◆ What to produce
Reproduce every line of the entries below verbatim.

[Data items]
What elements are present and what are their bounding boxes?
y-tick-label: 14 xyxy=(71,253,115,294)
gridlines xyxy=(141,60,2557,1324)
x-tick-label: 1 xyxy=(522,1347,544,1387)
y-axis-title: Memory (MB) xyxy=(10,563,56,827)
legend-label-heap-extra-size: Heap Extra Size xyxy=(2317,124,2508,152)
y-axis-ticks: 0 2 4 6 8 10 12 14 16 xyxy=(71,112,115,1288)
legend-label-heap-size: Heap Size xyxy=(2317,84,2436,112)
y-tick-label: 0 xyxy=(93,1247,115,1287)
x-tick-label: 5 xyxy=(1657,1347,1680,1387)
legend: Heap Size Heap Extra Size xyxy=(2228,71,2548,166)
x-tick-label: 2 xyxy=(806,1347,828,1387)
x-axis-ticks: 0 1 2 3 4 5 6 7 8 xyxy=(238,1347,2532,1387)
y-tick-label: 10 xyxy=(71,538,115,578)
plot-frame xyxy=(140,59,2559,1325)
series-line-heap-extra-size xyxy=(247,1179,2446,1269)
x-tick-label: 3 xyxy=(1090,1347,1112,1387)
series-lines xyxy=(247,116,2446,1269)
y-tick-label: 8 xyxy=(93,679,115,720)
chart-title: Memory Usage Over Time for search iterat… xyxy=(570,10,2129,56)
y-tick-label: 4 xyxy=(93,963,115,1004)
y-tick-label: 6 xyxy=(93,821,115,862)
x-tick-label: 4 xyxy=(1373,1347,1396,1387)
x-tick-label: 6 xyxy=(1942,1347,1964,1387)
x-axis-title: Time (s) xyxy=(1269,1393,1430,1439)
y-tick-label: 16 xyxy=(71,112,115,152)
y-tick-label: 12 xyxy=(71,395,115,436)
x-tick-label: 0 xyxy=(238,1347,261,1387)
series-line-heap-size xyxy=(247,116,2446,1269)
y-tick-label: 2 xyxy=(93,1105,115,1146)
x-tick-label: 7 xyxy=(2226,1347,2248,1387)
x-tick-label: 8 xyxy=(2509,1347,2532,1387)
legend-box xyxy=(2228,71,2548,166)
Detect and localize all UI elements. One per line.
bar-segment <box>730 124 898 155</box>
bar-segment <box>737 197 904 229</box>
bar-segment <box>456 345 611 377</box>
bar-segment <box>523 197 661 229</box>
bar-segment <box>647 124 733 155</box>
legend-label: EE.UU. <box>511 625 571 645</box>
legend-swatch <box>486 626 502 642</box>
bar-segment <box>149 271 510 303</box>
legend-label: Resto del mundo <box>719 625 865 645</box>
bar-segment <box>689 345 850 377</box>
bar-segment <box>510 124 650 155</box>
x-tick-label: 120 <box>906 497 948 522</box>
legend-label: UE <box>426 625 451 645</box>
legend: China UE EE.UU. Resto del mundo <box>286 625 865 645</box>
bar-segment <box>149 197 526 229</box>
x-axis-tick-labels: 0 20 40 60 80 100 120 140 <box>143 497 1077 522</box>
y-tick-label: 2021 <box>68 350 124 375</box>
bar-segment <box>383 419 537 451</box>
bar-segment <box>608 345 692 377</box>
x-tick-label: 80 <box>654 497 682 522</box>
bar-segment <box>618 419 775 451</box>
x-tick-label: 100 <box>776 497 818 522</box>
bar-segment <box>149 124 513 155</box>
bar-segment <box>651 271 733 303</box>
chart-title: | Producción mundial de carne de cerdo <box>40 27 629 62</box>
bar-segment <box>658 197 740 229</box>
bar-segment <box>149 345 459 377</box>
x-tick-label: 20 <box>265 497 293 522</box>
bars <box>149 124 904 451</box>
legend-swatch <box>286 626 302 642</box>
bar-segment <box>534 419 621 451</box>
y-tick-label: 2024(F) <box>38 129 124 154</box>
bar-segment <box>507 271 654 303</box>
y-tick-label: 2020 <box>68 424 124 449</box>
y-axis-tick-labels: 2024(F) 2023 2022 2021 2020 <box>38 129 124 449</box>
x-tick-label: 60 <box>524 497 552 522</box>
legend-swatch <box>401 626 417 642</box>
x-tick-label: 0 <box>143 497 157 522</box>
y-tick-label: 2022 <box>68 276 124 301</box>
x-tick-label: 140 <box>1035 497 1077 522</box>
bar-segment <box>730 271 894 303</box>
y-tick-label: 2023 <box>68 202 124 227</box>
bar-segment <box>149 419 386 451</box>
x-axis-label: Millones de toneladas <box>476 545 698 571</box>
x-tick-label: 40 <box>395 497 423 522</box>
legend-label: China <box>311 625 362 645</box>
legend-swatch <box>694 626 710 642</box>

◆ Final answer
What elements are present and what are their bounding boxes?
y-tick-label: 14 xyxy=(71,253,115,294)
gridlines xyxy=(141,60,2557,1324)
x-tick-label: 1 xyxy=(522,1347,544,1387)
y-axis-title: Memory (MB) xyxy=(10,563,56,827)
legend-label-heap-extra-size: Heap Extra Size xyxy=(2317,124,2508,152)
y-axis-ticks: 0 2 4 6 8 10 12 14 16 xyxy=(71,112,115,1288)
legend-label-heap-size: Heap Size xyxy=(2317,84,2436,112)
y-tick-label: 0 xyxy=(93,1247,115,1287)
x-tick-label: 5 xyxy=(1657,1347,1680,1387)
legend: Heap Size Heap Extra Size xyxy=(2228,71,2548,166)
x-tick-label: 2 xyxy=(806,1347,828,1387)
x-axis-ticks: 0 1 2 3 4 5 6 7 8 xyxy=(238,1347,2532,1387)
y-tick-label: 10 xyxy=(71,538,115,578)
plot-frame xyxy=(140,59,2559,1325)
series-line-heap-extra-size xyxy=(247,1179,2446,1269)
x-tick-label: 3 xyxy=(1090,1347,1112,1387)
series-lines xyxy=(247,116,2446,1269)
y-tick-label: 8 xyxy=(93,679,115,720)
chart-title: Memory Usage Over Time for search iterat… xyxy=(570,10,2129,56)
y-tick-label: 4 xyxy=(93,963,115,1004)
y-tick-label: 6 xyxy=(93,821,115,862)
x-tick-label: 4 xyxy=(1373,1347,1396,1387)
x-tick-label: 6 xyxy=(1942,1347,1964,1387)
x-axis-title: Time (s) xyxy=(1269,1393,1430,1439)
y-tick-label: 16 xyxy=(71,112,115,152)
y-tick-label: 12 xyxy=(71,395,115,436)
x-tick-label: 0 xyxy=(238,1347,261,1387)
series-line-heap-size xyxy=(247,116,2446,1269)
y-tick-label: 2 xyxy=(93,1105,115,1146)
x-tick-label: 7 xyxy=(2226,1347,2248,1387)
x-tick-label: 8 xyxy=(2509,1347,2532,1387)
legend-box xyxy=(2228,71,2548,166)
Detect and localize all UI elements. One per line.
bar-segment <box>730 124 898 155</box>
bar-segment <box>737 197 904 229</box>
bar-segment <box>456 345 611 377</box>
bar-segment <box>523 197 661 229</box>
bar-segment <box>647 124 733 155</box>
legend-label: EE.UU. <box>511 625 571 645</box>
legend-swatch <box>486 626 502 642</box>
bar-segment <box>149 271 510 303</box>
legend-label: Resto del mundo <box>719 625 865 645</box>
bar-segment <box>689 345 850 377</box>
bar-segment <box>510 124 650 155</box>
x-tick-label: 120 <box>906 497 948 522</box>
legend-label: UE <box>426 625 451 645</box>
legend: China UE EE.UU. Resto del mundo <box>286 625 865 645</box>
bar-segment <box>149 197 526 229</box>
x-axis-tick-labels: 0 20 40 60 80 100 120 140 <box>143 497 1077 522</box>
y-tick-label: 2021 <box>68 350 124 375</box>
bar-segment <box>383 419 537 451</box>
bar-segment <box>608 345 692 377</box>
x-tick-label: 80 <box>654 497 682 522</box>
bar-segment <box>618 419 775 451</box>
x-tick-label: 100 <box>776 497 818 522</box>
bar-segment <box>149 124 513 155</box>
bar-segment <box>651 271 733 303</box>
chart-title: | Producción mundial de carne de cerdo <box>40 27 629 62</box>
bar-segment <box>658 197 740 229</box>
bar-segment <box>149 345 459 377</box>
x-tick-label: 20 <box>265 497 293 522</box>
bars <box>149 124 904 451</box>
legend-swatch <box>286 626 302 642</box>
bar-segment <box>534 419 621 451</box>
y-tick-label: 2024(F) <box>38 129 124 154</box>
bar-segment <box>507 271 654 303</box>
y-tick-label: 2020 <box>68 424 124 449</box>
y-axis-tick-labels: 2024(F) 2023 2022 2021 2020 <box>38 129 124 449</box>
x-tick-label: 60 <box>524 497 552 522</box>
legend-swatch <box>401 626 417 642</box>
x-tick-label: 0 <box>143 497 157 522</box>
y-tick-label: 2022 <box>68 276 124 301</box>
x-tick-label: 140 <box>1035 497 1077 522</box>
bar-segment <box>730 271 894 303</box>
y-tick-label: 2023 <box>68 202 124 227</box>
bar-segment <box>149 419 386 451</box>
x-axis-label: Millones de toneladas <box>476 545 698 571</box>
x-tick-label: 40 <box>395 497 423 522</box>
legend-label: China <box>311 625 362 645</box>
legend-swatch <box>694 626 710 642</box>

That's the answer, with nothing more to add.